Data supplied:

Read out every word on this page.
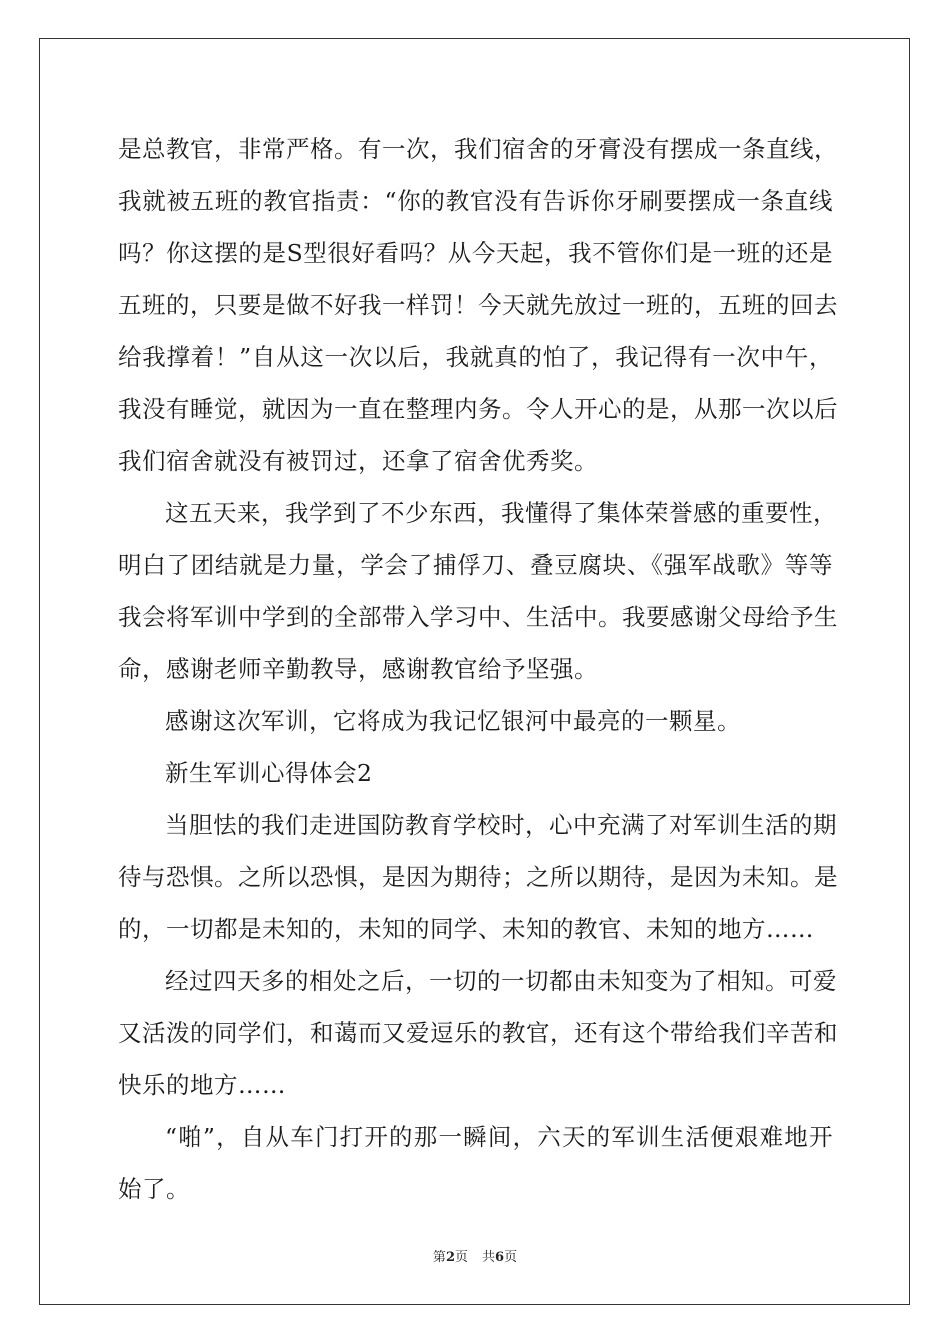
是总教官，非常严格。有一次，我们宿舍的牙膏没有摆成一条直线，
我就被五班的教官指责：“你的教官没有告诉你牙刷要摆成一条直线
吗？你这摆的是S型很好看吗？从今天起，我不管你们是一班的还是
五班的，只要是做不好我一样罚！今天就先放过一班的，五班的回去
给我撑着！”自从这一次以后，我就真的怕了，我记得有一次中午，
我没有睡觉，就因为一直在整理内务。令人开心的是，从那一次以后
我们宿舍就没有被罚过，还拿了宿舍优秀奖。
这五天来，我学到了不少东西，我懂得了集体荣誉感的重要性，
明白了团结就是力量，学会了捕俘刀、叠豆腐块、《强军战歌》等等
我会将军训中学到的全部带入学习中、生活中。我要感谢父母给予生
命，感谢老师辛勤教导，感谢教官给予坚强。
感谢这次军训，它将成为我记忆银河中最亮的一颗星。
新生军训心得体会2
当胆怯的我们走进国防教育学校时，心中充满了对军训生活的期
待与恐惧。之所以恐惧，是因为期待；之所以期待，是因为未知。是
的，一切都是未知的，未知的同学、未知的教官、未知的地方……
经过四天多的相处之后，一切的一切都由未知变为了相知。可爱
又活泼的同学们，和蔼而又爱逗乐的教官，还有这个带给我们辛苦和
快乐的地方……
“啪”，自从车门打开的那一瞬间，六天的军训生活便艰难地开
始了。
第2页 共6页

Task to carry out:
Give the material again exactly as it is, but keep the pictures out.

Task solution:
Read out every word on this page.
是总教官，非常严格。有一次，我们宿舍的牙膏没有摆成一条直线，
我就被五班的教官指责：“你的教官没有告诉你牙刷要摆成一条直线
吗？你这摆的是S型很好看吗？从今天起，我不管你们是一班的还是
五班的，只要是做不好我一样罚！今天就先放过一班的，五班的回去
给我撑着！”自从这一次以后，我就真的怕了，我记得有一次中午，
我没有睡觉，就因为一直在整理内务。令人开心的是，从那一次以后
我们宿舍就没有被罚过，还拿了宿舍优秀奖。
这五天来，我学到了不少东西，我懂得了集体荣誉感的重要性，
明白了团结就是力量，学会了捕俘刀、叠豆腐块、《强军战歌》等等
我会将军训中学到的全部带入学习中、生活中。我要感谢父母给予生
命，感谢老师辛勤教导，感谢教官给予坚强。
感谢这次军训，它将成为我记忆银河中最亮的一颗星。
新生军训心得体会2
当胆怯的我们走进国防教育学校时，心中充满了对军训生活的期
待与恐惧。之所以恐惧，是因为期待；之所以期待，是因为未知。是
的，一切都是未知的，未知的同学、未知的教官、未知的地方……
经过四天多的相处之后，一切的一切都由未知变为了相知。可爱
又活泼的同学们，和蔼而又爱逗乐的教官，还有这个带给我们辛苦和
快乐的地方……
“啪”，自从车门打开的那一瞬间，六天的军训生活便艰难地开
始了。
第2页 共6页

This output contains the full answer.